*Direction:*
With the pictures left out, copy the listing below exactly.

§ §

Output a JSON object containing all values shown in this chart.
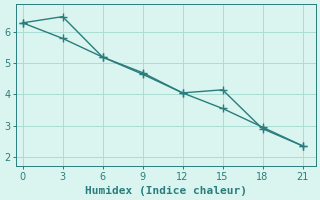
{
  "line1_x": [
    0,
    3,
    6,
    9,
    12,
    15,
    18,
    21
  ],
  "line1_y": [
    6.3,
    6.5,
    5.2,
    4.7,
    4.05,
    4.15,
    2.9,
    2.35
  ],
  "line2_x": [
    0,
    3,
    6,
    9,
    12,
    15,
    18,
    21
  ],
  "line2_y": [
    6.3,
    5.8,
    5.2,
    4.65,
    4.05,
    3.55,
    2.95,
    2.35
  ],
  "line_color": "#2a7d7d",
  "background_color": "#daf4ef",
  "grid_color": "#aaddd5",
  "xlabel": "Humidex (Indice chaleur)",
  "xlim": [
    -0.5,
    22
  ],
  "ylim": [
    1.7,
    6.9
  ],
  "xticks": [
    0,
    3,
    6,
    9,
    12,
    15,
    18,
    21
  ],
  "yticks": [
    2,
    3,
    4,
    5,
    6
  ],
  "marker": "P",
  "markersize": 3.5,
  "linewidth": 1.0,
  "xlabel_fontsize": 8,
  "tick_fontsize": 7
}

§ §

*Exercise answer:*
Output a JSON object containing all values shown in this chart.
{
  "line1_x": [
    0,
    3,
    6,
    9,
    12,
    15,
    18,
    21
  ],
  "line1_y": [
    6.3,
    6.5,
    5.2,
    4.7,
    4.05,
    4.15,
    2.9,
    2.35
  ],
  "line2_x": [
    0,
    3,
    6,
    9,
    12,
    15,
    18,
    21
  ],
  "line2_y": [
    6.3,
    5.8,
    5.2,
    4.65,
    4.05,
    3.55,
    2.95,
    2.35
  ],
  "line_color": "#2a7d7d",
  "background_color": "#daf4ef",
  "grid_color": "#aaddd5",
  "xlabel": "Humidex (Indice chaleur)",
  "xlim": [
    -0.5,
    22
  ],
  "ylim": [
    1.7,
    6.9
  ],
  "xticks": [
    0,
    3,
    6,
    9,
    12,
    15,
    18,
    21
  ],
  "yticks": [
    2,
    3,
    4,
    5,
    6
  ],
  "marker": "P",
  "markersize": 3.5,
  "linewidth": 1.0,
  "xlabel_fontsize": 8,
  "tick_fontsize": 7
}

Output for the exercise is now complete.